(Collected data entries)

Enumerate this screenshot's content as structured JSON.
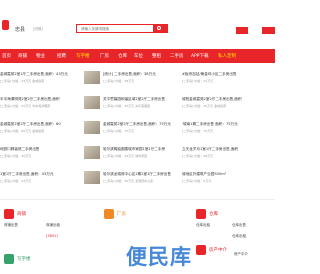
{
  "header": {
    "city": "忠县",
    "city_switch": "[切换]",
    "search_placeholder": "请输入关键词搜索"
  },
  "nav": [
    {
      "label": "首页",
      "highlight": false
    },
    {
      "label": "商铺",
      "highlight": false
    },
    {
      "label": "物业",
      "highlight": false
    },
    {
      "label": "招聘",
      "highlight": false
    },
    {
      "label": "写字楼",
      "highlight": true
    },
    {
      "label": "厂房",
      "highlight": false
    },
    {
      "label": "仓库",
      "highlight": false
    },
    {
      "label": "车位",
      "highlight": false
    },
    {
      "label": "整租",
      "highlight": false
    },
    {
      "label": "二手房",
      "highlight": false
    },
    {
      "label": "APP下载",
      "highlight": false
    },
    {
      "label": "私人定制",
      "highlight": true
    }
  ],
  "listings": [
    {
      "title": "金城嘉苑2室1厅二手房出售,面积：43万元",
      "sub": "[二手房] 价格：43万元 金城嘉苑",
      "col": 0
    },
    {
      "title": "[统计] 二手房出售,面积：38万元",
      "sub": "[二手房] 价格：38万元",
      "col": 1
    },
    {
      "title": "#板块加站/黄金坪小区二手房出售",
      "sub": "[二手房] 价格：22万元",
      "col": 2
    },
    {
      "title": "半中海清明苑2室2厅二手房出售,面积",
      "sub": "[二手房] 价格：52万元 半中海清明苑",
      "col": 0
    },
    {
      "title": "关平思馨园和谐区域2室2厅二手房出售",
      "sub": "[二手房] 价格：45万元 关平思馨园",
      "col": 1
    },
    {
      "title": "城阳金城嘉苑2室2厅二手房出售,面积",
      "sub": "[二手房] 价格：40万元 金城嘉苑",
      "col": 2
    },
    {
      "title": "金城嘉苑2室2厅二手房出售,面积：60",
      "sub": "[二手房] 价格：60万元 金城嘉苑",
      "col": 0
    },
    {
      "title": "金城嘉苑2室2厅二手房出售,面积：75万元",
      "sub": "[二手房] 价格：75万元",
      "col": 1
    },
    {
      "title": "'城南1期二手房出售 面积：75万元",
      "sub": "[二手房] 价格：75万元",
      "col": 2
    },
    {
      "title": "地铁口精装修二手房出售",
      "sub": "[二手房] 价格：30万元",
      "col": 0
    },
    {
      "title": "哈尔滨稀缺圈楼城市家园1室1厅二手房",
      "sub": "[二手房] 价格：29万元 城市家园",
      "col": 1
    },
    {
      "title": "立天龙岁月1室1厅二手房出售,面积",
      "sub": "[二手房] 价格：28万元",
      "col": 2
    },
    {
      "title": "1室1厅二手房出售,面积：43万元",
      "sub": "[二手房] 价格：43万元",
      "col": 0
    },
    {
      "title": "哈尔滨龙瑞府中心区2期2室1厅二手房出售",
      "sub": "[二手房] 价格：56万元 龙瑞府中心区",
      "col": 1
    },
    {
      "title": "城地区外建筑产业园500m²",
      "sub": "[二手房] 价格：6万元",
      "col": 2
    }
  ],
  "categories": [
    {
      "label": "商铺",
      "color": "#e8262a"
    },
    {
      "label": "厂房",
      "color": "#f08a24"
    },
    {
      "label": "仓库",
      "color": "#e8262a"
    },
    {
      "label": "写字楼",
      "color": "#36a26b"
    },
    {
      "label": "房产中介",
      "color": "#e8262a"
    }
  ],
  "category_links": [
    "商铺出售",
    "商铺出租",
    "[3891]",
    "仓库出租",
    "仓库出售",
    "房产中介",
    "仓库出租"
  ],
  "watermark": "便民库"
}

### Task instructions
Restate the whole listing above exactly, please, omitting every image.

### The output
Enumerate this screenshot's content as structured JSON.
{
  "header": {
    "city": "忠县",
    "city_switch": "[切换]",
    "search_placeholder": "请输入关键词搜索"
  },
  "nav": [
    {
      "label": "首页",
      "highlight": false
    },
    {
      "label": "商铺",
      "highlight": false
    },
    {
      "label": "物业",
      "highlight": false
    },
    {
      "label": "招聘",
      "highlight": false
    },
    {
      "label": "写字楼",
      "highlight": true
    },
    {
      "label": "厂房",
      "highlight": false
    },
    {
      "label": "仓库",
      "highlight": false
    },
    {
      "label": "车位",
      "highlight": false
    },
    {
      "label": "整租",
      "highlight": false
    },
    {
      "label": "二手房",
      "highlight": false
    },
    {
      "label": "APP下载",
      "highlight": false
    },
    {
      "label": "私人定制",
      "highlight": true
    }
  ],
  "listings": [
    {
      "title": "金城嘉苑2室1厅二手房出售,面积：43万元",
      "sub": "[二手房] 价格：43万元 金城嘉苑",
      "col": 0
    },
    {
      "title": "[统计] 二手房出售,面积：38万元",
      "sub": "[二手房] 价格：38万元",
      "col": 1
    },
    {
      "title": "#板块加站/黄金坪小区二手房出售",
      "sub": "[二手房] 价格：22万元",
      "col": 2
    },
    {
      "title": "半中海清明苑2室2厅二手房出售,面积",
      "sub": "[二手房] 价格：52万元 半中海清明苑",
      "col": 0
    },
    {
      "title": "关平思馨园和谐区域2室2厅二手房出售",
      "sub": "[二手房] 价格：45万元 关平思馨园",
      "col": 1
    },
    {
      "title": "城阳金城嘉苑2室2厅二手房出售,面积",
      "sub": "[二手房] 价格：40万元 金城嘉苑",
      "col": 2
    },
    {
      "title": "金城嘉苑2室2厅二手房出售,面积：60",
      "sub": "[二手房] 价格：60万元 金城嘉苑",
      "col": 0
    },
    {
      "title": "金城嘉苑2室2厅二手房出售,面积：75万元",
      "sub": "[二手房] 价格：75万元",
      "col": 1
    },
    {
      "title": "'城南1期二手房出售 面积：75万元",
      "sub": "[二手房] 价格：75万元",
      "col": 2
    },
    {
      "title": "地铁口精装修二手房出售",
      "sub": "[二手房] 价格：30万元",
      "col": 0
    },
    {
      "title": "哈尔滨稀缺圈楼城市家园1室1厅二手房",
      "sub": "[二手房] 价格：29万元 城市家园",
      "col": 1
    },
    {
      "title": "立天龙岁月1室1厅二手房出售,面积",
      "sub": "[二手房] 价格：28万元",
      "col": 2
    },
    {
      "title": "1室1厅二手房出售,面积：43万元",
      "sub": "[二手房] 价格：43万元",
      "col": 0
    },
    {
      "title": "哈尔滨龙瑞府中心区2期2室1厅二手房出售",
      "sub": "[二手房] 价格：56万元 龙瑞府中心区",
      "col": 1
    },
    {
      "title": "城地区外建筑产业园500m²",
      "sub": "[二手房] 价格：6万元",
      "col": 2
    }
  ],
  "categories": [
    {
      "label": "商铺",
      "color": "#e8262a"
    },
    {
      "label": "厂房",
      "color": "#f08a24"
    },
    {
      "label": "仓库",
      "color": "#e8262a"
    },
    {
      "label": "写字楼",
      "color": "#36a26b"
    },
    {
      "label": "房产中介",
      "color": "#e8262a"
    }
  ],
  "category_links": [
    "商铺出售",
    "商铺出租",
    "[3891]",
    "仓库出租",
    "仓库出售",
    "房产中介",
    "仓库出租"
  ],
  "watermark": "便民库"
}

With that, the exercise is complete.